Stored data entries:
● ● ● ●

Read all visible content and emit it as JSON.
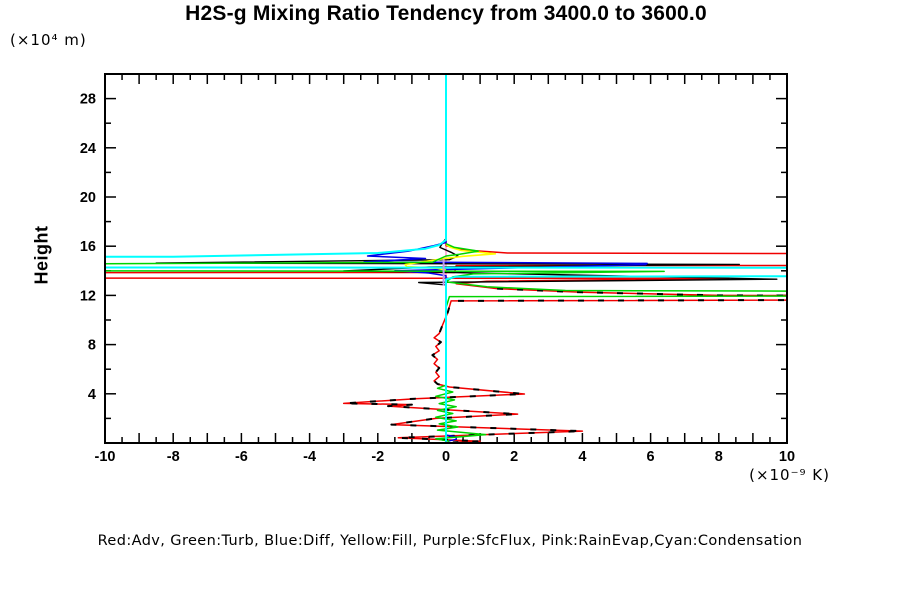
{
  "title": "H2S-g Mixing Ratio Tendency from 3400.0 to 3600.0",
  "y_axis": {
    "label": "Height",
    "unit_label": "(×10⁴ m)"
  },
  "x_axis": {
    "unit_label": "(×10⁻⁹ K)"
  },
  "legend": "Red:Adv, Green:Turb, Blue:Diff, Yellow:Fill, Purple:SfcFlux, Pink:RainEvap,Cyan:Condensation",
  "colors": {
    "red": "#f00000",
    "green": "#00d400",
    "blue": "#0000e8",
    "yellow": "#ffff00",
    "purple": "#bb99ee",
    "pink": "#ff9ed2",
    "cyan": "#00ffff",
    "black": "#000000"
  },
  "chart_data": {
    "type": "line",
    "title": "H2S-g Mixing Ratio Tendency from 3400.0 to 3600.0",
    "xlabel": "(×10⁻⁹ K)",
    "ylabel": "Height (×10⁴ m)",
    "xlim": [
      -10,
      10
    ],
    "ylim": [
      0,
      30
    ],
    "x_ticks": [
      -10,
      -8,
      -6,
      -4,
      -2,
      0,
      2,
      4,
      6,
      8,
      10
    ],
    "y_ticks": [
      4,
      8,
      12,
      16,
      20,
      24,
      28
    ],
    "grid": false,
    "legend_position": "below-plot-text-line",
    "note": "Vertical profile plot: x = tendency value (1e-9 K), y = height (1e4 m). Large |x| values are clipped at plot edges producing near-horizontal full-width strokes in the 13-15.5 height band.",
    "series": [
      {
        "name": "pink-rainevap",
        "color": "#ff9ed2",
        "width": 1.6,
        "points": [
          [
            0,
            30
          ],
          [
            0,
            0.2
          ]
        ]
      },
      {
        "name": "red-adv",
        "color": "#f00000",
        "width": 1.5,
        "points": [
          [
            0,
            16.6
          ],
          [
            0,
            16.05
          ],
          [
            0.5,
            15.7
          ],
          [
            1.8,
            15.45
          ],
          [
            45,
            15.22
          ],
          [
            45,
            14.47
          ],
          [
            0.3,
            14.42
          ],
          [
            0.25,
            13.86
          ],
          [
            -45,
            13.84
          ],
          [
            -45,
            13.45
          ],
          [
            8.3,
            13.38
          ],
          [
            1.2,
            13.15
          ],
          [
            0.3,
            12.95
          ],
          [
            1.5,
            12.55
          ],
          [
            4,
            12.25
          ],
          [
            8,
            12
          ],
          [
            45,
            11.86
          ],
          [
            0.15,
            11.55
          ],
          [
            0.05,
            10.6
          ],
          [
            -0.1,
            9.6
          ],
          [
            -0.2,
            8.9
          ],
          [
            -0.35,
            8.55
          ],
          [
            -0.15,
            8.2
          ],
          [
            -0.3,
            7.85
          ],
          [
            -0.2,
            7.5
          ],
          [
            -0.4,
            7.15
          ],
          [
            -0.25,
            6.8
          ],
          [
            -0.35,
            6.45
          ],
          [
            -0.2,
            6.1
          ],
          [
            -0.3,
            5.75
          ],
          [
            -0.2,
            5.4
          ],
          [
            -0.35,
            5.05
          ],
          [
            -0.25,
            4.8
          ],
          [
            0.1,
            4.55
          ],
          [
            2.3,
            3.98
          ],
          [
            -0.9,
            3.6
          ],
          [
            -3,
            3.22
          ],
          [
            -1,
            3.12
          ],
          [
            -1.7,
            3
          ],
          [
            2.1,
            2.35
          ],
          [
            -0.3,
            2
          ],
          [
            -1.6,
            1.5
          ],
          [
            4,
            0.97
          ],
          [
            -1.4,
            0.42
          ],
          [
            1,
            0.15
          ],
          [
            0.2,
            0.05
          ]
        ]
      },
      {
        "name": "black-total",
        "color": "#000000",
        "width": 1.4,
        "points": [
          [
            0,
            16.62
          ],
          [
            -0.1,
            16.28
          ],
          [
            -0.18,
            15.9
          ],
          [
            0.15,
            15.5
          ],
          [
            0.35,
            15.2
          ],
          [
            0.1,
            14.9
          ],
          [
            -8.5,
            14.63
          ],
          [
            8.6,
            14.52
          ],
          [
            -0.5,
            14.3
          ],
          [
            -3,
            13.98
          ],
          [
            -0.5,
            13.9
          ],
          [
            9.7,
            13.32
          ],
          [
            -0.8,
            13.05
          ],
          [
            0,
            12.85
          ]
        ]
      },
      {
        "name": "black-total-lower-dashed",
        "color": "#000000",
        "width": 2,
        "dash": "6 14",
        "points": [
          [
            1.5,
            12.55
          ],
          [
            4,
            12.25
          ],
          [
            8,
            12
          ],
          [
            45,
            11.86
          ],
          [
            0.15,
            11.55
          ],
          [
            0.05,
            10.6
          ],
          [
            -0.1,
            9.6
          ],
          [
            -0.2,
            8.9
          ],
          [
            -0.35,
            8.55
          ],
          [
            -0.15,
            8.2
          ],
          [
            -0.3,
            7.85
          ],
          [
            -0.2,
            7.5
          ],
          [
            -0.4,
            7.15
          ],
          [
            -0.25,
            6.8
          ],
          [
            -0.35,
            6.45
          ],
          [
            -0.2,
            6.1
          ],
          [
            -0.3,
            5.75
          ],
          [
            -0.2,
            5.4
          ],
          [
            -0.35,
            5.05
          ],
          [
            -0.25,
            4.8
          ],
          [
            0.1,
            4.55
          ],
          [
            2.3,
            3.98
          ],
          [
            -0.9,
            3.6
          ],
          [
            -3,
            3.22
          ],
          [
            -1,
            3.12
          ],
          [
            -1.7,
            3
          ],
          [
            2.1,
            2.35
          ],
          [
            -0.3,
            2
          ],
          [
            -1.6,
            1.5
          ],
          [
            4,
            0.97
          ],
          [
            -1.4,
            0.42
          ],
          [
            1,
            0.15
          ],
          [
            0.2,
            0.05
          ]
        ]
      },
      {
        "name": "blue-diff",
        "color": "#0000e8",
        "width": 1.5,
        "points": [
          [
            0,
            16.55
          ],
          [
            0,
            16.3
          ],
          [
            -0.35,
            16.05
          ],
          [
            -1.1,
            15.6
          ],
          [
            -2.3,
            15.2
          ],
          [
            -0.6,
            15
          ],
          [
            -2.4,
            14.72
          ],
          [
            5.9,
            14.6
          ],
          [
            5.85,
            14.5
          ],
          [
            -1.5,
            14
          ],
          [
            -0.5,
            13.82
          ],
          [
            0,
            13.6
          ],
          [
            0,
            0.65
          ],
          [
            0.3,
            0.5
          ],
          [
            0.3,
            0.3
          ],
          [
            0.05,
            0.15
          ]
        ]
      },
      {
        "name": "yellow-fill",
        "color": "#ffff00",
        "width": 1.6,
        "points": [
          [
            0,
            16.15
          ],
          [
            0.12,
            15.92
          ],
          [
            0.45,
            15.65
          ],
          [
            1.45,
            15.38
          ],
          [
            0.5,
            15.18
          ],
          [
            -0.15,
            14.95
          ],
          [
            -1.2,
            14.5
          ],
          [
            -1.15,
            14.35
          ],
          [
            -0.25,
            14.2
          ],
          [
            0,
            14.05
          ]
        ]
      },
      {
        "name": "green-turb",
        "color": "#00d400",
        "width": 1.5,
        "points": [
          [
            0,
            16.2
          ],
          [
            0.25,
            15.9
          ],
          [
            0.95,
            15.6
          ],
          [
            0.4,
            15.35
          ],
          [
            0,
            15.2
          ],
          [
            -0.4,
            14.7
          ],
          [
            -45,
            14.1
          ],
          [
            6.4,
            13.95
          ],
          [
            0.8,
            13.75
          ],
          [
            0.2,
            13.5
          ],
          [
            0,
            13.1
          ],
          [
            1.2,
            12.7
          ],
          [
            3.5,
            12.4
          ],
          [
            45,
            12.08
          ],
          [
            0.1,
            11.9
          ],
          [
            0,
            11
          ],
          [
            0,
            4.7
          ],
          [
            -0.25,
            4.45
          ],
          [
            0.2,
            4.15
          ],
          [
            -0.3,
            3.8
          ],
          [
            0.25,
            3.5
          ],
          [
            -0.2,
            3.2
          ],
          [
            0.3,
            2.95
          ],
          [
            -0.25,
            2.65
          ],
          [
            0.2,
            2.4
          ],
          [
            -0.3,
            2.1
          ],
          [
            0.3,
            1.8
          ],
          [
            -0.2,
            1.55
          ],
          [
            0.35,
            1.3
          ],
          [
            -0.25,
            1.05
          ],
          [
            0.5,
            0.85
          ],
          [
            1.16,
            0.68
          ],
          [
            0.4,
            0.5
          ],
          [
            -0.3,
            0.35
          ],
          [
            0.1,
            0.15
          ]
        ]
      },
      {
        "name": "cyan-condensation",
        "color": "#00ffff",
        "width": 2,
        "points": [
          [
            0,
            30
          ],
          [
            0,
            16.5
          ],
          [
            -0.2,
            16.1
          ],
          [
            -0.6,
            15.8
          ],
          [
            -2,
            15.45
          ],
          [
            -8,
            15.15
          ],
          [
            -45,
            15.05
          ],
          [
            -45,
            14.3
          ],
          [
            45,
            14.22
          ],
          [
            45,
            13.7
          ],
          [
            0.3,
            13.52
          ],
          [
            0,
            13.3
          ],
          [
            0,
            0.1
          ]
        ]
      },
      {
        "name": "purple-sfcflux",
        "color": "#bb99ee",
        "width": 2,
        "points": [
          [
            -0.07,
            14.95
          ],
          [
            -0.07,
            12.8
          ]
        ]
      }
    ]
  }
}
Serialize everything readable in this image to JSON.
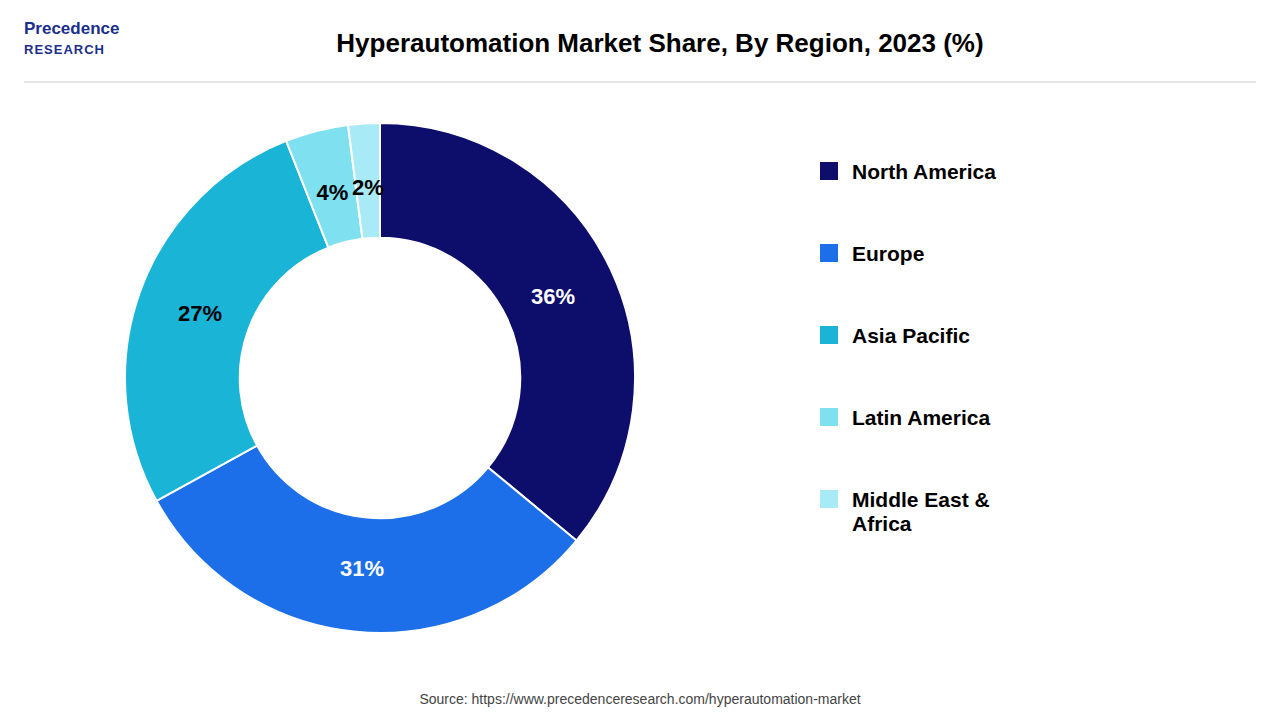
{
  "chart_data": {
    "type": "donut",
    "title": "Hyperautomation Market Share, By Region, 2023 (%)",
    "categories": [
      "North America",
      "Europe",
      "Asia Pacific",
      "Latin America",
      "Middle East &\nAfrica"
    ],
    "values": [
      36,
      31,
      27,
      4,
      2
    ],
    "value_labels": [
      "36%",
      "31%",
      "27%",
      "4%",
      "2%"
    ],
    "colors": [
      "#0d0d6b",
      "#1c6fe8",
      "#1ab4d7",
      "#7fe0ef",
      "#a8eaf5"
    ],
    "data_labels": true,
    "legend": "right",
    "annotations": [
      "Source: https://www.precedenceresearch.com/hyperautomation-market",
      "Precedence",
      "RESEARCH"
    ]
  }
}
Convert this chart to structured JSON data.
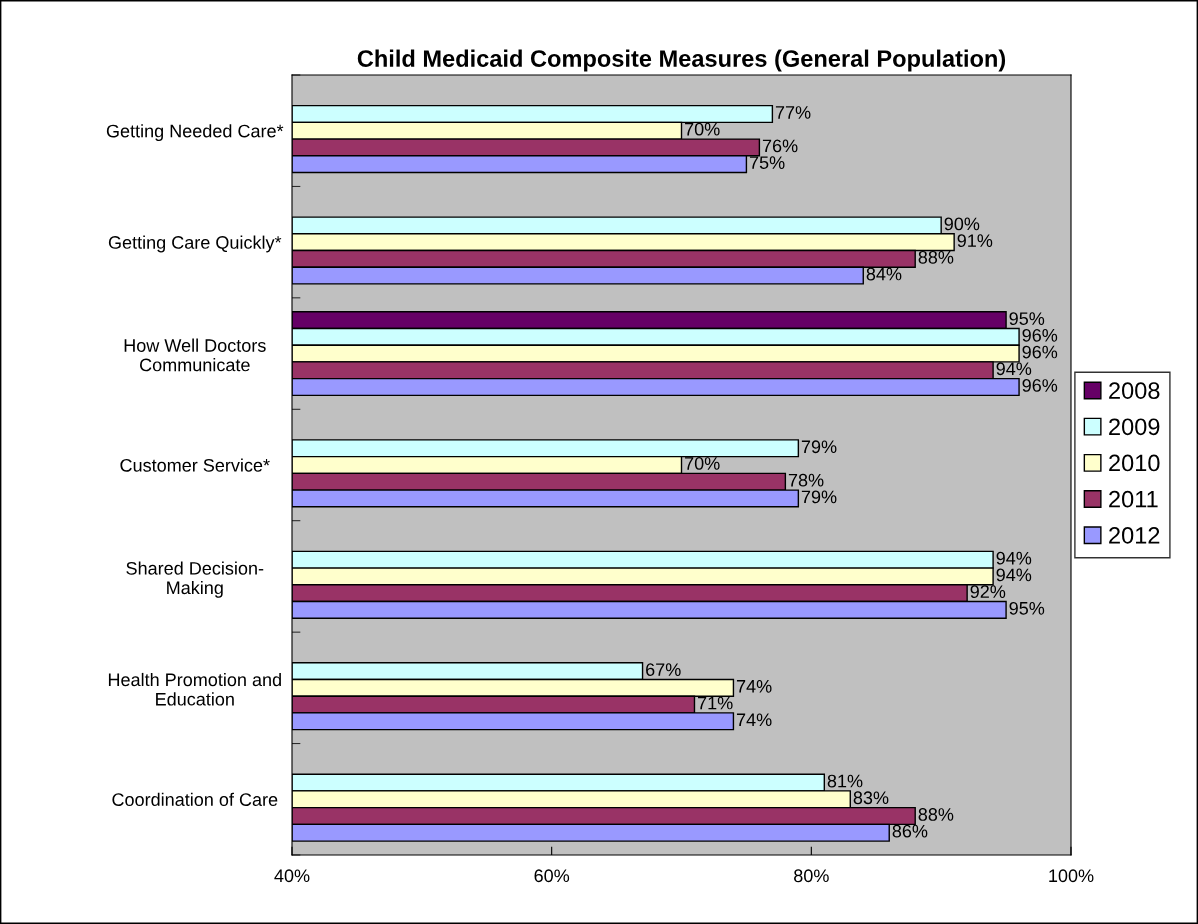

● ● ● ●

Your objective ::
Considering only the records above, state the number of lines that include the word "JSON", with nothing added.

Response ::
3